Your goal >> Your response should consist of the entries below, written out exactly.

Provided records >>
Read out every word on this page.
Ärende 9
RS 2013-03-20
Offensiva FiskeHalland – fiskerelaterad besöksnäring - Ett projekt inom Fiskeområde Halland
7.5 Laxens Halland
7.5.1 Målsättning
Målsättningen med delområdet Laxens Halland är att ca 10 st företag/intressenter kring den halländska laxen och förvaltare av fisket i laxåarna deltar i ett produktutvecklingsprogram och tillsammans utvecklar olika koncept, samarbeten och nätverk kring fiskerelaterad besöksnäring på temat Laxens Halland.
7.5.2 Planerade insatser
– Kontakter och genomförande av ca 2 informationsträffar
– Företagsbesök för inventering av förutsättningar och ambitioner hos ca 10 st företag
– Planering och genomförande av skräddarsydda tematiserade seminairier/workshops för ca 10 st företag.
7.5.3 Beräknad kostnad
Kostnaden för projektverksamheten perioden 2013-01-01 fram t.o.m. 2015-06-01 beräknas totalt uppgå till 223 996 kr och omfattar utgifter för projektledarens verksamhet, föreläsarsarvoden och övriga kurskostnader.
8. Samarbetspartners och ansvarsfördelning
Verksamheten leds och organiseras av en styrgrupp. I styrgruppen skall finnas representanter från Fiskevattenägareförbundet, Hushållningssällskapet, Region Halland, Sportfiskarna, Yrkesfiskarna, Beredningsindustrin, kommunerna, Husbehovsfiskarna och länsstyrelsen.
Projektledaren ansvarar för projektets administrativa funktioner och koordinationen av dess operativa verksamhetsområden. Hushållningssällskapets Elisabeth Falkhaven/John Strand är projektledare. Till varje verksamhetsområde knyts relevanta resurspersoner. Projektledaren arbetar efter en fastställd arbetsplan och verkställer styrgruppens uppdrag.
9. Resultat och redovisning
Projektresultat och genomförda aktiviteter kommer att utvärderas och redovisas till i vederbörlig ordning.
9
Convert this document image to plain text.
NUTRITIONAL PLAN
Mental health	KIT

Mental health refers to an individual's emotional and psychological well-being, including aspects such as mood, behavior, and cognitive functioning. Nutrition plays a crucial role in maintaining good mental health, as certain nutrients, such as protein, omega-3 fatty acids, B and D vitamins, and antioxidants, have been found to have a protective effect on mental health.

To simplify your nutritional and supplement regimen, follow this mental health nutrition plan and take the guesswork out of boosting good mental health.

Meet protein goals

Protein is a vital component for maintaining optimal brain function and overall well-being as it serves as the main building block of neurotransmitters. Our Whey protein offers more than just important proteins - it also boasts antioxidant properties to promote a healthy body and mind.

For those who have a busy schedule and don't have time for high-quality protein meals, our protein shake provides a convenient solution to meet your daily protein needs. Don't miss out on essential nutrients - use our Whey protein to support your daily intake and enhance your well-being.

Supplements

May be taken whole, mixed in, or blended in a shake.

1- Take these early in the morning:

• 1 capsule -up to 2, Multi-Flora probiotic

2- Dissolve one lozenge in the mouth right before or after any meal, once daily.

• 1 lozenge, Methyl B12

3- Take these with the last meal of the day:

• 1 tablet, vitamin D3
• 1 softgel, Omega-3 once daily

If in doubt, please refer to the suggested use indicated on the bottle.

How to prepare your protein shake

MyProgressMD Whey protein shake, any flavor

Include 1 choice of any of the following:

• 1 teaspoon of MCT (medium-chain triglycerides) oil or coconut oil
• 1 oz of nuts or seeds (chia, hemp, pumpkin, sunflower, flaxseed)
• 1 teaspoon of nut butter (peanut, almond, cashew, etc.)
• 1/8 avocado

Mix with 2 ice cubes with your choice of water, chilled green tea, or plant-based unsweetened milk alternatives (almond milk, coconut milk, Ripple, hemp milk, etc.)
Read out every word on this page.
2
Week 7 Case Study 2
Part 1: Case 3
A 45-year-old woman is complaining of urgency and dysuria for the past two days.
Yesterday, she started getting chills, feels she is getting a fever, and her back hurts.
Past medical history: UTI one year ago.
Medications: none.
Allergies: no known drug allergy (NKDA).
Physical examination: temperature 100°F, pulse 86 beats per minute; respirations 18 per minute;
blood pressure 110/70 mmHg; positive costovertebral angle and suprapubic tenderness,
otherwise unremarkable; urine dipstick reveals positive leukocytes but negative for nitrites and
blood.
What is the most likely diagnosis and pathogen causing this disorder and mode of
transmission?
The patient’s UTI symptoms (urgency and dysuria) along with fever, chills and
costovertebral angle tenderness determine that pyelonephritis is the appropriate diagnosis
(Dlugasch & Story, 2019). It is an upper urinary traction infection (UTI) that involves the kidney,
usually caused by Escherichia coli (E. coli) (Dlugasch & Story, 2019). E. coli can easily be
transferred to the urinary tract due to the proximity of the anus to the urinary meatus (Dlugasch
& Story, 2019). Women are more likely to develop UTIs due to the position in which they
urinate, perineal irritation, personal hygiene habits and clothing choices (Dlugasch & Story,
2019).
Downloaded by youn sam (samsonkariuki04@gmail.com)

Exercise answer >>
Read out every word on this page.
Ärende 9
RS 2013-03-20
Offensiva FiskeHalland – fiskerelaterad besöksnäring - Ett projekt inom Fiskeområde Halland
7.5 Laxens Halland
7.5.1 Målsättning
Målsättningen med delområdet Laxens Halland är att ca 10 st företag/intressenter kring den halländska laxen och förvaltare av fisket i laxåarna deltar i ett produktutvecklingsprogram och tillsammans utvecklar olika koncept, samarbeten och nätverk kring fiskerelaterad besöksnäring på temat Laxens Halland.
7.5.2 Planerade insatser
– Kontakter och genomförande av ca 2 informationsträffar
– Företagsbesök för inventering av förutsättningar och ambitioner hos ca 10 st företag
– Planering och genomförande av skräddarsydda tematiserade seminairier/workshops för ca 10 st företag.
7.5.3 Beräknad kostnad
Kostnaden för projektverksamheten perioden 2013-01-01 fram t.o.m. 2015-06-01 beräknas totalt uppgå till 223 996 kr och omfattar utgifter för projektledarens verksamhet, föreläsarsarvoden och övriga kurskostnader.
8. Samarbetspartners och ansvarsfördelning
Verksamheten leds och organiseras av en styrgrupp. I styrgruppen skall finnas representanter från Fiskevattenägareförbundet, Hushållningssällskapet, Region Halland, Sportfiskarna, Yrkesfiskarna, Beredningsindustrin, kommunerna, Husbehovsfiskarna och länsstyrelsen.
Projektledaren ansvarar för projektets administrativa funktioner och koordinationen av dess operativa verksamhetsområden. Hushållningssällskapets Elisabeth Falkhaven/John Strand är projektledare. Till varje verksamhetsområde knyts relevanta resurspersoner. Projektledaren arbetar efter en fastställd arbetsplan och verkställer styrgruppens uppdrag.
9. Resultat och redovisning
Projektresultat och genomförda aktiviteter kommer att utvärderas och redovisas till i vederbörlig ordning.
9
Convert this document image to plain text.
NUTRITIONAL PLAN
Mental health	KIT

Mental health refers to an individual's emotional and psychological well-being, including aspects such as mood, behavior, and cognitive functioning. Nutrition plays a crucial role in maintaining good mental health, as certain nutrients, such as protein, omega-3 fatty acids, B and D vitamins, and antioxidants, have been found to have a protective effect on mental health.

To simplify your nutritional and supplement regimen, follow this mental health nutrition plan and take the guesswork out of boosting good mental health.

Meet protein goals

Protein is a vital component for maintaining optimal brain function and overall well-being as it serves as the main building block of neurotransmitters. Our Whey protein offers more than just important proteins - it also boasts antioxidant properties to promote a healthy body and mind.

For those who have a busy schedule and don't have time for high-quality protein meals, our protein shake provides a convenient solution to meet your daily protein needs. Don't miss out on essential nutrients - use our Whey protein to support your daily intake and enhance your well-being.

Supplements

May be taken whole, mixed in, or blended in a shake.

1- Take these early in the morning:

• 1 capsule -up to 2, Multi-Flora probiotic

2- Dissolve one lozenge in the mouth right before or after any meal, once daily.

• 1 lozenge, Methyl B12

3- Take these with the last meal of the day:

• 1 tablet, vitamin D3
• 1 softgel, Omega-3 once daily

If in doubt, please refer to the suggested use indicated on the bottle.

How to prepare your protein shake

MyProgressMD Whey protein shake, any flavor

Include 1 choice of any of the following:

• 1 teaspoon of MCT (medium-chain triglycerides) oil or coconut oil
• 1 oz of nuts or seeds (chia, hemp, pumpkin, sunflower, flaxseed)
• 1 teaspoon of nut butter (peanut, almond, cashew, etc.)
• 1/8 avocado

Mix with 2 ice cubes with your choice of water, chilled green tea, or plant-based unsweetened milk alternatives (almond milk, coconut milk, Ripple, hemp milk, etc.)
Read out every word on this page.
2
Week 7 Case Study 2
Part 1: Case 3
A 45-year-old woman is complaining of urgency and dysuria for the past two days.
Yesterday, she started getting chills, feels she is getting a fever, and her back hurts.
Past medical history: UTI one year ago.
Medications: none.
Allergies: no known drug allergy (NKDA).
Physical examination: temperature 100°F, pulse 86 beats per minute; respirations 18 per minute;
blood pressure 110/70 mmHg; positive costovertebral angle and suprapubic tenderness,
otherwise unremarkable; urine dipstick reveals positive leukocytes but negative for nitrites and
blood.
What is the most likely diagnosis and pathogen causing this disorder and mode of
transmission?
The patient’s UTI symptoms (urgency and dysuria) along with fever, chills and
costovertebral angle tenderness determine that pyelonephritis is the appropriate diagnosis
(Dlugasch & Story, 2019). It is an upper urinary traction infection (UTI) that involves the kidney,
usually caused by Escherichia coli (E. coli) (Dlugasch & Story, 2019). E. coli can easily be
transferred to the urinary tract due to the proximity of the anus to the urinary meatus (Dlugasch
& Story, 2019). Women are more likely to develop UTIs due to the position in which they
urinate, perineal irritation, personal hygiene habits and clothing choices (Dlugasch & Story,
2019).
Downloaded by youn sam (samsonkariuki04@gmail.com)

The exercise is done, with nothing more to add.